◆ Task inputs
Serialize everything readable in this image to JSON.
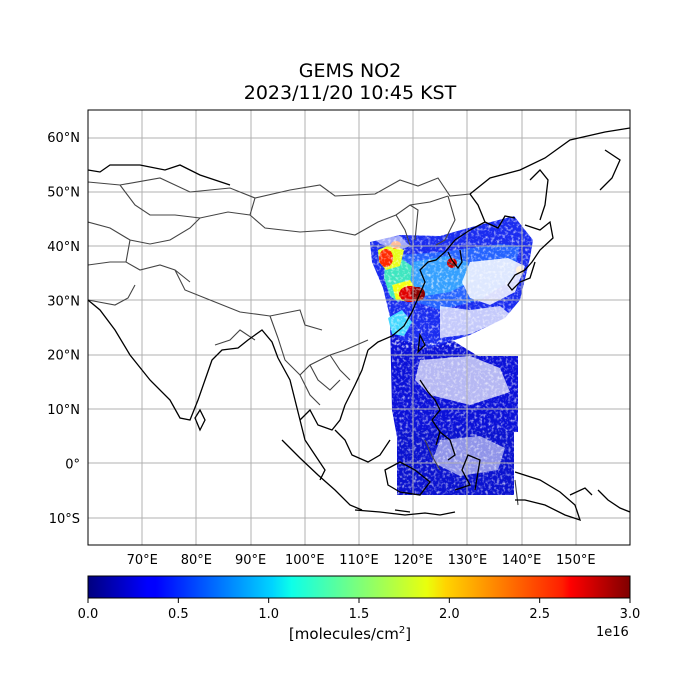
{
  "title": "GEMS NO2",
  "subtitle": "2023/11/20 10:45 KST",
  "map": {
    "lon_range": [
      60,
      160
    ],
    "lat_range": [
      -15,
      65
    ],
    "lon_ticks": [
      "70°E",
      "80°E",
      "90°E",
      "100°E",
      "110°E",
      "120°E",
      "130°E",
      "140°E",
      "150°E"
    ],
    "lat_ticks": [
      "60°N",
      "50°N",
      "40°N",
      "30°N",
      "20°N",
      "10°N",
      "0°",
      "10°S"
    ],
    "grid": true,
    "colors": {
      "coast": "#000000",
      "border": "#444444",
      "grid": "#b0b0b0",
      "low_value": "#0000c8",
      "high_value": "#800000"
    }
  },
  "colorbar": {
    "colormap": "jet",
    "range": [
      0.0,
      3.0
    ],
    "ticks": [
      "0.0",
      "0.5",
      "1.0",
      "1.5",
      "2.0",
      "2.5",
      "3.0"
    ],
    "label_text": "[molecules/cm",
    "label_sup": "2",
    "label_end": "]",
    "exponent": "1e16"
  }
}
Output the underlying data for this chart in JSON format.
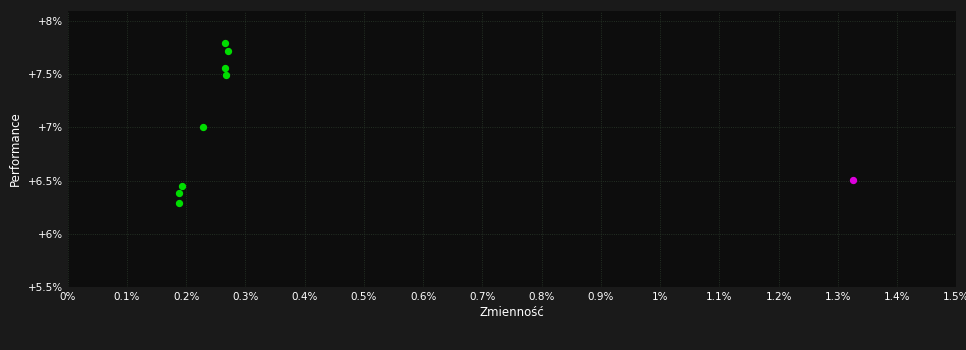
{
  "background_color": "#1a1a1a",
  "plot_bg_color": "#0d0d0d",
  "grid_color": "#2a3a2a",
  "text_color": "#ffffff",
  "xlabel": "Zmienność",
  "ylabel": "Performance",
  "xlim": [
    0.0,
    0.015
  ],
  "ylim": [
    0.055,
    0.081
  ],
  "xtick_labels": [
    "0%",
    "0.1%",
    "0.2%",
    "0.3%",
    "0.4%",
    "0.5%",
    "0.6%",
    "0.7%",
    "0.8%",
    "0.9%",
    "1%",
    "1.1%",
    "1.2%",
    "1.3%",
    "1.4%",
    "1.5%"
  ],
  "xtick_values": [
    0.0,
    0.001,
    0.002,
    0.003,
    0.004,
    0.005,
    0.006,
    0.007,
    0.008,
    0.009,
    0.01,
    0.011,
    0.012,
    0.013,
    0.014,
    0.015
  ],
  "ytick_labels": [
    "+5.5%",
    "+6%",
    "+6.5%",
    "+7%",
    "+7.5%",
    "+8%"
  ],
  "ytick_values": [
    0.055,
    0.06,
    0.065,
    0.07,
    0.075,
    0.08
  ],
  "green_points": [
    [
      0.00265,
      0.0779
    ],
    [
      0.0027,
      0.0772
    ],
    [
      0.00265,
      0.0756
    ],
    [
      0.00268,
      0.0749
    ],
    [
      0.00228,
      0.07
    ],
    [
      0.00193,
      0.0645
    ],
    [
      0.00188,
      0.0638
    ],
    [
      0.00188,
      0.0629
    ]
  ],
  "magenta_points": [
    [
      0.01325,
      0.0651
    ]
  ],
  "point_size": 18
}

◆ Task requirements
Which lines hold the string "JSON"? List them all.

◆ Written solution
Serialize everything readable in this image to JSON.
Output the underlying data for this chart in JSON format.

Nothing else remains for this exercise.